• _Exercise objective_: Output solely the number of lines containing the string "Internacionales".

• _Saved entries_:
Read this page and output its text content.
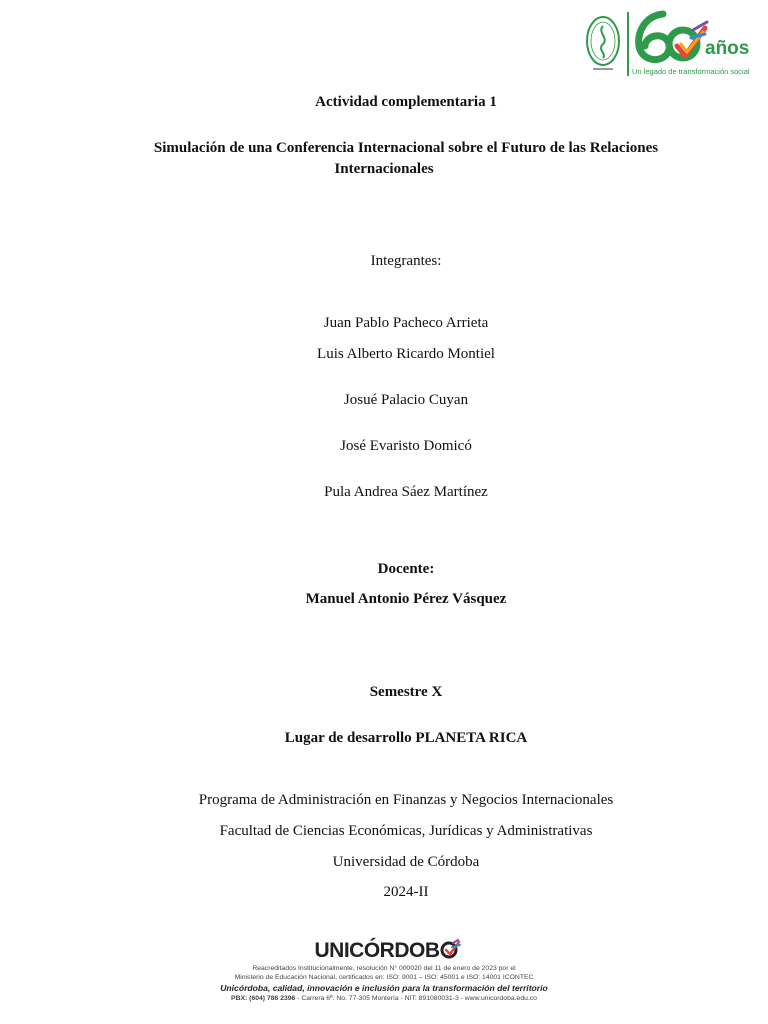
años
Un legado de transformación social
Actividad complementaria 1
Simulación de una Conferencia Internacional sobre el Futuro de las Relaciones
Internacionales
Integrantes:
Juan Pablo Pacheco Arrieta
Luis Alberto Ricardo Montiel
Josué Palacio Cuyan
José Evaristo Domicó
Pula Andrea Sáez Martínez
Docente:
Manuel Antonio Pérez Vásquez
Semestre X
Lugar de desarrollo PLANETA RICA
Programa de Administración en Finanzas y Negocios Internacionales
Facultad de Ciencias Económicas, Jurídicas y Administrativas
Universidad de Córdoba
2024-II
UNICÓRDOB
Reacreditados Institucionalmente, resolución N° 000020 del 11 de enero de 2023 por el
Ministerio de Educación Nacional, certificados en: ISO: 9001 – ISO: 45001 e ISO: 14001 ICONTEC
Unicórdoba, calidad, innovación e inclusión para la transformación del territorio
PBX: (604) 786 2396 - Carrera 6ª. No. 77-305 Montería - NIT: 891080031-3 - www.unicordoba.edu.co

• _Result for this exercise_: 2